**DATA FOR PROCESSING:**
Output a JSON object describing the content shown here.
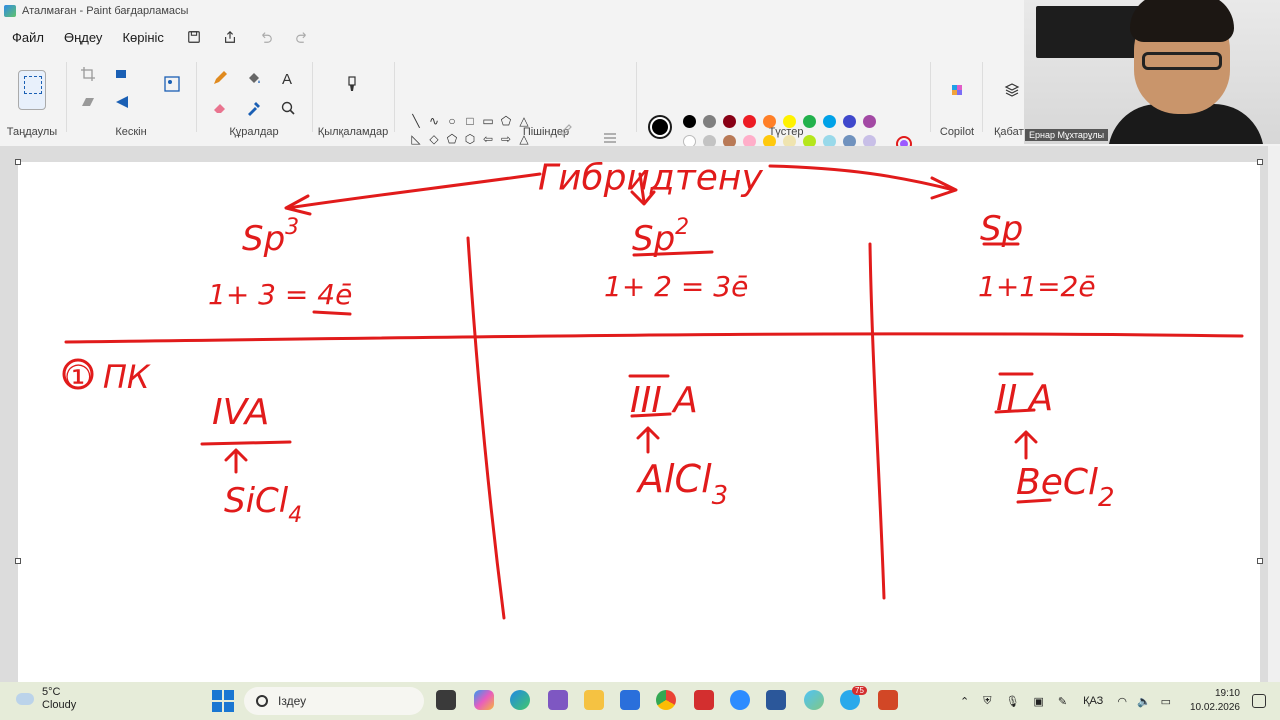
{
  "window": {
    "title": "Аталмаған - Paint бағдарламасы"
  },
  "menu": {
    "file": "Файл",
    "edit": "Өңдеу",
    "view": "Көрініс"
  },
  "ribbon": {
    "groups": {
      "selection": "Таңдаулы",
      "image": "Кескін",
      "tools": "Құралдар",
      "brushes": "Қылқаламдар",
      "shapes": "Пішіндер",
      "colors": "Түстер",
      "copilot": "Copilot",
      "layers": "Қабаттар"
    },
    "shape_glyphs": [
      "╲",
      "∿",
      "○",
      "□",
      "▭",
      "⬠",
      "△",
      "◺",
      "◇",
      "⬠",
      "⬡",
      "⇦",
      "⇨",
      "△",
      "⇩",
      "✧",
      "☆",
      "▢",
      "◯",
      "◌",
      "✡",
      "⌒"
    ],
    "palette_row1": [
      "#000000",
      "#7f7f7f",
      "#880015",
      "#ed1c24",
      "#ff7f27",
      "#fff200",
      "#22b14c",
      "#00a2e8",
      "#3f48cc",
      "#a349a4"
    ],
    "palette_row2": [
      "#ffffff",
      "#c3c3c3",
      "#b97a57",
      "#ffaec9",
      "#ffc90e",
      "#efe4b0",
      "#b5e61d",
      "#99d9ea",
      "#7092be",
      "#c8bfe7"
    ],
    "current_color": "#000000",
    "secondary_color": "#ffffff"
  },
  "webcam": {
    "name": "Ернар Мұхтарұлы"
  },
  "drawing": {
    "ink_color": "#e11b1b",
    "heading": "Гибридтену",
    "sp3": {
      "label": "Sp",
      "exp": "3",
      "formula": "1+ 3 = 4ē"
    },
    "sp2": {
      "label": "Sp",
      "exp": "2",
      "formula": "1+ 2 = 3ē"
    },
    "sp": {
      "label": "Sp",
      "formula": "1+1=2ē"
    },
    "row_label": "① ПК",
    "col1": {
      "group": "IVA",
      "compound": "SiCl",
      "sub": "4"
    },
    "col2": {
      "group": "III A",
      "compound": "AlCl",
      "sub": "3"
    },
    "col3": {
      "group": "II A",
      "compound": "BeCl",
      "sub": "2"
    }
  },
  "taskbar": {
    "weather_temp": "5°C",
    "weather_desc": "Cloudy",
    "search_placeholder": "Іздеу",
    "language": "ҚАЗ",
    "time": "19:10",
    "date": "10.02.2026",
    "teams_badge": "75"
  }
}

**WHAT NEEDS TO BE DONE:**
Keep only those lines of the records that hold "compound", and return them.

**SOLUTION TO THE PROBLEM:**
      "compound": "SiCl",
      "compound": "AlCl",
      "compound": "BeCl",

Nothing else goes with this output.